_Task to complete_.
Give the lines again exactly, from the one holding "Parse this screenshot: output" to the last line of the listing below, both ends included and nothing added.

═══

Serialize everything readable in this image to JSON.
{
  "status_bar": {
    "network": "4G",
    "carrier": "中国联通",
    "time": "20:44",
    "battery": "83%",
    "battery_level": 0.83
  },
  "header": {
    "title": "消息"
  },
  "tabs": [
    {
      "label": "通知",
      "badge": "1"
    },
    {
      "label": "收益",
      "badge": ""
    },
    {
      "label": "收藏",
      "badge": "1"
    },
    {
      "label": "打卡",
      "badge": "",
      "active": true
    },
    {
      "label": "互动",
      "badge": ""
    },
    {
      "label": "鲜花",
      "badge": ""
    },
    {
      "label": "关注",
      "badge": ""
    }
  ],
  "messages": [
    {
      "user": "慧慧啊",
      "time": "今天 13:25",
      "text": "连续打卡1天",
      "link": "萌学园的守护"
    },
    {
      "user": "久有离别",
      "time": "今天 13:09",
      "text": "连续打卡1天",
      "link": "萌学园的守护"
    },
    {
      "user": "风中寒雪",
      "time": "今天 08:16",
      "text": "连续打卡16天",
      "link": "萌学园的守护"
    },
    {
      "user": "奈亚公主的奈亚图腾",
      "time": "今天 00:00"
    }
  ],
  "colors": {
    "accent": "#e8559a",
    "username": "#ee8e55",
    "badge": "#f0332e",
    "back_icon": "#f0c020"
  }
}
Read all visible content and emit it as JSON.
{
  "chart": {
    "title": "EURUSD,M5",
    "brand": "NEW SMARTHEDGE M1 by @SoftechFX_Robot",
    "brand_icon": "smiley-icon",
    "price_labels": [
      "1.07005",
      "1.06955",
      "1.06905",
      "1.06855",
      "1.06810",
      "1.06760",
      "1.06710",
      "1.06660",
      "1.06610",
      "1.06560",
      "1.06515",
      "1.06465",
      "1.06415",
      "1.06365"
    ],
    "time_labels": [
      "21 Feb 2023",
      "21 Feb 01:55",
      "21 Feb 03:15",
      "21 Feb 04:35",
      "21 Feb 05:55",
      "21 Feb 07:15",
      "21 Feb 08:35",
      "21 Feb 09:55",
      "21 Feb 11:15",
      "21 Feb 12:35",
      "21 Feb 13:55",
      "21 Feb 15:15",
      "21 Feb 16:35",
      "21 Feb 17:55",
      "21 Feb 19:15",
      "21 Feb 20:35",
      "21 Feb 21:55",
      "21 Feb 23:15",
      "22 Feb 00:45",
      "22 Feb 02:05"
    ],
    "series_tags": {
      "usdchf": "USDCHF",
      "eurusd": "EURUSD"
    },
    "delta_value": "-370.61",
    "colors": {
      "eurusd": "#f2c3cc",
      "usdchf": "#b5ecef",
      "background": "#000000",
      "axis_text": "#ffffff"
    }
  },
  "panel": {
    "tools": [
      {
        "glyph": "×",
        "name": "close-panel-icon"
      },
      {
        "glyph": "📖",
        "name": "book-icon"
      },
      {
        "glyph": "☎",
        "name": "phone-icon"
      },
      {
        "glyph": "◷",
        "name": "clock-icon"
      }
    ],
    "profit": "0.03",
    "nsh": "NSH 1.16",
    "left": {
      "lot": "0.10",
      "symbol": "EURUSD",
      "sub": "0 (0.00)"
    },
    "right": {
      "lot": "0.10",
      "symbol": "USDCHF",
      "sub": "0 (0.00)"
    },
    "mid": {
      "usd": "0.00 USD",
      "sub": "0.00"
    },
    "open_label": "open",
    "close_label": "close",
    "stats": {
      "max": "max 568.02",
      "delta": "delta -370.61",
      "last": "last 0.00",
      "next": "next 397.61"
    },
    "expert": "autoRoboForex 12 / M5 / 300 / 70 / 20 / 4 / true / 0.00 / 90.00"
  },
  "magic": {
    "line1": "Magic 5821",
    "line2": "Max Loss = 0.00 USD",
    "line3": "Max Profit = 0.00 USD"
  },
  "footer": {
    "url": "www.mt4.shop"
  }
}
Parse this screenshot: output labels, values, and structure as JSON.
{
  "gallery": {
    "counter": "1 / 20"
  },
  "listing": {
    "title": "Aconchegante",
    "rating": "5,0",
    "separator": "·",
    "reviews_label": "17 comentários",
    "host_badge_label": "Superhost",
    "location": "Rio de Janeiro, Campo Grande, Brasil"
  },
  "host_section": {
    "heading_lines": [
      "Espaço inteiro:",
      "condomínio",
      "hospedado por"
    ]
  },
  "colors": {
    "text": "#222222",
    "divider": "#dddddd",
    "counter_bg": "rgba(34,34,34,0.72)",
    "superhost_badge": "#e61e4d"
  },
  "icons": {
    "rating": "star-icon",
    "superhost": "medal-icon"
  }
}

═══

_Complete output_.
Parse this screenshot: output labels, values, and structure as JSON.
{
  "gallery": {
    "counter": "1 / 20"
  },
  "listing": {
    "title": "Aconchegante",
    "rating": "5,0",
    "separator": "·",
    "reviews_label": "17 comentários",
    "host_badge_label": "Superhost",
    "location": "Rio de Janeiro, Campo Grande, Brasil"
  },
  "host_section": {
    "heading_lines": [
      "Espaço inteiro:",
      "condomínio",
      "hospedado por"
    ]
  },
  "colors": {
    "text": "#222222",
    "divider": "#dddddd",
    "counter_bg": "rgba(34,34,34,0.72)",
    "superhost_badge": "#e61e4d"
  },
  "icons": {
    "rating": "star-icon",
    "superhost": "medal-icon"
  }
}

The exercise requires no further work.